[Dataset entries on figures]
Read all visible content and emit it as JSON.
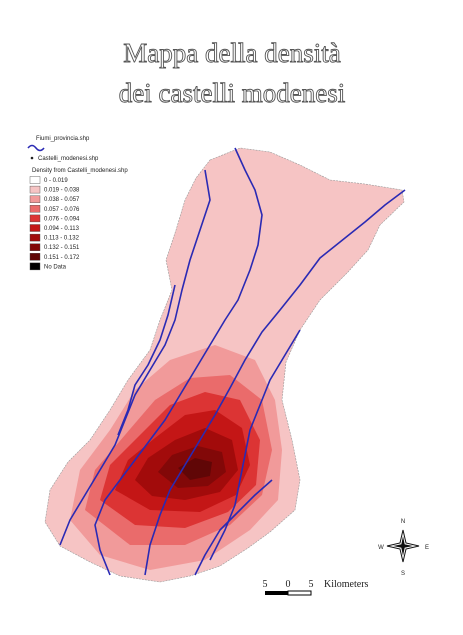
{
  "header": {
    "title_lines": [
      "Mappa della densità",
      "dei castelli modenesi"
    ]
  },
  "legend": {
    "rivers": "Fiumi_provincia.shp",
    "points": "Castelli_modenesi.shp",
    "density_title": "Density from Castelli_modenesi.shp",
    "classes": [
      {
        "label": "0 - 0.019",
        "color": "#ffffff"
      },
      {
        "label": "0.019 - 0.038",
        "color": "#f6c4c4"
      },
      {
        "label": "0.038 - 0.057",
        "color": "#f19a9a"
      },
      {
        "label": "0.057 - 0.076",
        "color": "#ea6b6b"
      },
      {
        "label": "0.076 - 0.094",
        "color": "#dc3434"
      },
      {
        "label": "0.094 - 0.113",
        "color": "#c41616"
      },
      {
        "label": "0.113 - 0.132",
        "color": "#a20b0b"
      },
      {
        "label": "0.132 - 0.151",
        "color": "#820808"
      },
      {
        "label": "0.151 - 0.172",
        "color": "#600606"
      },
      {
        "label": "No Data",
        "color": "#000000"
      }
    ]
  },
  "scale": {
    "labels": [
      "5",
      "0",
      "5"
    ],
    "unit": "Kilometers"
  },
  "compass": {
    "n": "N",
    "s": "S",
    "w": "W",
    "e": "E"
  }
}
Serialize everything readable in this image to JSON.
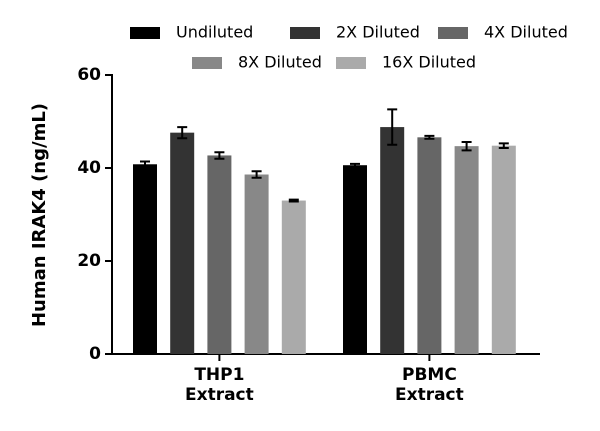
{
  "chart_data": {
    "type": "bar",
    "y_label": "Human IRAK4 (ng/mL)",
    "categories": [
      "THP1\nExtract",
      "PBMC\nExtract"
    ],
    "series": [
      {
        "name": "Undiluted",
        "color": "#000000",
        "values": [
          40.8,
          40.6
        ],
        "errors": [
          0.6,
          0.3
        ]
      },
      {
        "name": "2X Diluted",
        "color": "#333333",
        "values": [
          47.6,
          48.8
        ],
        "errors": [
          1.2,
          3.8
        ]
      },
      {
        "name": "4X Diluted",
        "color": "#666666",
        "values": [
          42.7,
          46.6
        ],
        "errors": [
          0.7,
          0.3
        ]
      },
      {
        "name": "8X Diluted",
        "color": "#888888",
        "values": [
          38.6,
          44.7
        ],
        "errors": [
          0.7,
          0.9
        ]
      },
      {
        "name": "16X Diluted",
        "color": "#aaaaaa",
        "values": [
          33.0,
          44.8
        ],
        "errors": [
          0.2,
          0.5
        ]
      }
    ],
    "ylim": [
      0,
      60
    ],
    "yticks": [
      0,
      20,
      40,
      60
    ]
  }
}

Task details: Look above for lines with the word "name" and copy them all.

Written answer:
        "name": "Undiluted",
        "name": "2X Diluted",
        "name": "4X Diluted",
        "name": "8X Diluted",
        "name": "16X Diluted",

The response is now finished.